Copy out every record precisely.

--- START Provided entries ---

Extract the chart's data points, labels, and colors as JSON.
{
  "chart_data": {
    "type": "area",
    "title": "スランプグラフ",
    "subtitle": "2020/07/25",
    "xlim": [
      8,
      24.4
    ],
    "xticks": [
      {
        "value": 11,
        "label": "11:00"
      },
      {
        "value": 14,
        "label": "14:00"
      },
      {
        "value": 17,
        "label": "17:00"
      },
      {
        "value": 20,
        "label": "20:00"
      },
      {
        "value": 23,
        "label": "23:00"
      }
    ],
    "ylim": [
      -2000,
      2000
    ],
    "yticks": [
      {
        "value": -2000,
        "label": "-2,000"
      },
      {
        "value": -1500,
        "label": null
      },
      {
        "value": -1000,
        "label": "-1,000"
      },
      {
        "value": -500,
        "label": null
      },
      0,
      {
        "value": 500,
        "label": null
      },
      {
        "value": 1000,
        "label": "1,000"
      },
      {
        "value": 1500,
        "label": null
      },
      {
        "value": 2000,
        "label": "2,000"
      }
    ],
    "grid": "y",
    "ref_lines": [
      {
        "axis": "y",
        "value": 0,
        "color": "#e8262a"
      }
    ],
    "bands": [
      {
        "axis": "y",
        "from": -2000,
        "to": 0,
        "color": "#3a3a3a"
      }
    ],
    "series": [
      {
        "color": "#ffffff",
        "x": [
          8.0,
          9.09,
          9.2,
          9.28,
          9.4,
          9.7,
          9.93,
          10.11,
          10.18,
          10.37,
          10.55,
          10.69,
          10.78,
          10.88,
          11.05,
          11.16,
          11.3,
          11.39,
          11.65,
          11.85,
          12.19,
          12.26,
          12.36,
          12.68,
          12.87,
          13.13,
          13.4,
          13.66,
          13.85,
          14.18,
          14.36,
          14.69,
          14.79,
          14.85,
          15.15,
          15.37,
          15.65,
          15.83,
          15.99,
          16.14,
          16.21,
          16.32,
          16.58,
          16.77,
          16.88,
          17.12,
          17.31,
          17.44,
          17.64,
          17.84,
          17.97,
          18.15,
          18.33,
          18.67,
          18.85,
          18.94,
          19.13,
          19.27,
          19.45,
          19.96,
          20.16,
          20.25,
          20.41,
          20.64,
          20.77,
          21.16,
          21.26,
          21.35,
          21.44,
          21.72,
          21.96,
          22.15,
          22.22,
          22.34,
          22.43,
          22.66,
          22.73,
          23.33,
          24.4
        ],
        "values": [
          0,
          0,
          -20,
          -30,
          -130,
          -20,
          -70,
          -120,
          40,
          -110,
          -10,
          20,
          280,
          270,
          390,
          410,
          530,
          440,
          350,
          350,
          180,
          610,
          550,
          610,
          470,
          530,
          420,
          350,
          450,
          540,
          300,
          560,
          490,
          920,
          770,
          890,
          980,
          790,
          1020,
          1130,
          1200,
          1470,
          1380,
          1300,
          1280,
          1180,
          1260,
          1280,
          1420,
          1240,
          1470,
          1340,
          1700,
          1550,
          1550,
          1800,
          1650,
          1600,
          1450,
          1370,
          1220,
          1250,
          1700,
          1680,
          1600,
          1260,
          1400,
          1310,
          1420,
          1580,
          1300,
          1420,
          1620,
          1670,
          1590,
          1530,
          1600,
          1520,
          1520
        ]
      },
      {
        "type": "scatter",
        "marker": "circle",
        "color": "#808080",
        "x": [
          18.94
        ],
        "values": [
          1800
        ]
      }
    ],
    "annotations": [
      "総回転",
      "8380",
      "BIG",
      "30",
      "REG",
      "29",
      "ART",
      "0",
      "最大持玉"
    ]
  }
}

--- END Provided entries ---

▶ _Worked solution_:
Extract the chart's data points, labels, and colors as JSON.
{
  "chart_data": {
    "type": "area",
    "title": "スランプグラフ",
    "subtitle": "2020/07/25",
    "xlim": [
      8,
      24.4
    ],
    "xticks": [
      {
        "value": 11,
        "label": "11:00"
      },
      {
        "value": 14,
        "label": "14:00"
      },
      {
        "value": 17,
        "label": "17:00"
      },
      {
        "value": 20,
        "label": "20:00"
      },
      {
        "value": 23,
        "label": "23:00"
      }
    ],
    "ylim": [
      -2000,
      2000
    ],
    "yticks": [
      {
        "value": -2000,
        "label": "-2,000"
      },
      {
        "value": -1500,
        "label": null
      },
      {
        "value": -1000,
        "label": "-1,000"
      },
      {
        "value": -500,
        "label": null
      },
      0,
      {
        "value": 500,
        "label": null
      },
      {
        "value": 1000,
        "label": "1,000"
      },
      {
        "value": 1500,
        "label": null
      },
      {
        "value": 2000,
        "label": "2,000"
      }
    ],
    "grid": "y",
    "ref_lines": [
      {
        "axis": "y",
        "value": 0,
        "color": "#e8262a"
      }
    ],
    "bands": [
      {
        "axis": "y",
        "from": -2000,
        "to": 0,
        "color": "#3a3a3a"
      }
    ],
    "series": [
      {
        "color": "#ffffff",
        "x": [
          8.0,
          9.09,
          9.2,
          9.28,
          9.4,
          9.7,
          9.93,
          10.11,
          10.18,
          10.37,
          10.55,
          10.69,
          10.78,
          10.88,
          11.05,
          11.16,
          11.3,
          11.39,
          11.65,
          11.85,
          12.19,
          12.26,
          12.36,
          12.68,
          12.87,
          13.13,
          13.4,
          13.66,
          13.85,
          14.18,
          14.36,
          14.69,
          14.79,
          14.85,
          15.15,
          15.37,
          15.65,
          15.83,
          15.99,
          16.14,
          16.21,
          16.32,
          16.58,
          16.77,
          16.88,
          17.12,
          17.31,
          17.44,
          17.64,
          17.84,
          17.97,
          18.15,
          18.33,
          18.67,
          18.85,
          18.94,
          19.13,
          19.27,
          19.45,
          19.96,
          20.16,
          20.25,
          20.41,
          20.64,
          20.77,
          21.16,
          21.26,
          21.35,
          21.44,
          21.72,
          21.96,
          22.15,
          22.22,
          22.34,
          22.43,
          22.66,
          22.73,
          23.33,
          24.4
        ],
        "values": [
          0,
          0,
          -20,
          -30,
          -130,
          -20,
          -70,
          -120,
          40,
          -110,
          -10,
          20,
          280,
          270,
          390,
          410,
          530,
          440,
          350,
          350,
          180,
          610,
          550,
          610,
          470,
          530,
          420,
          350,
          450,
          540,
          300,
          560,
          490,
          920,
          770,
          890,
          980,
          790,
          1020,
          1130,
          1200,
          1470,
          1380,
          1300,
          1280,
          1180,
          1260,
          1280,
          1420,
          1240,
          1470,
          1340,
          1700,
          1550,
          1550,
          1800,
          1650,
          1600,
          1450,
          1370,
          1220,
          1250,
          1700,
          1680,
          1600,
          1260,
          1400,
          1310,
          1420,
          1580,
          1300,
          1420,
          1620,
          1670,
          1590,
          1530,
          1600,
          1520,
          1520
        ]
      },
      {
        "type": "scatter",
        "marker": "circle",
        "color": "#808080",
        "x": [
          18.94
        ],
        "values": [
          1800
        ]
      }
    ],
    "annotations": [
      "総回転",
      "8380",
      "BIG",
      "30",
      "REG",
      "29",
      "ART",
      "0",
      "最大持玉"
    ]
  }
}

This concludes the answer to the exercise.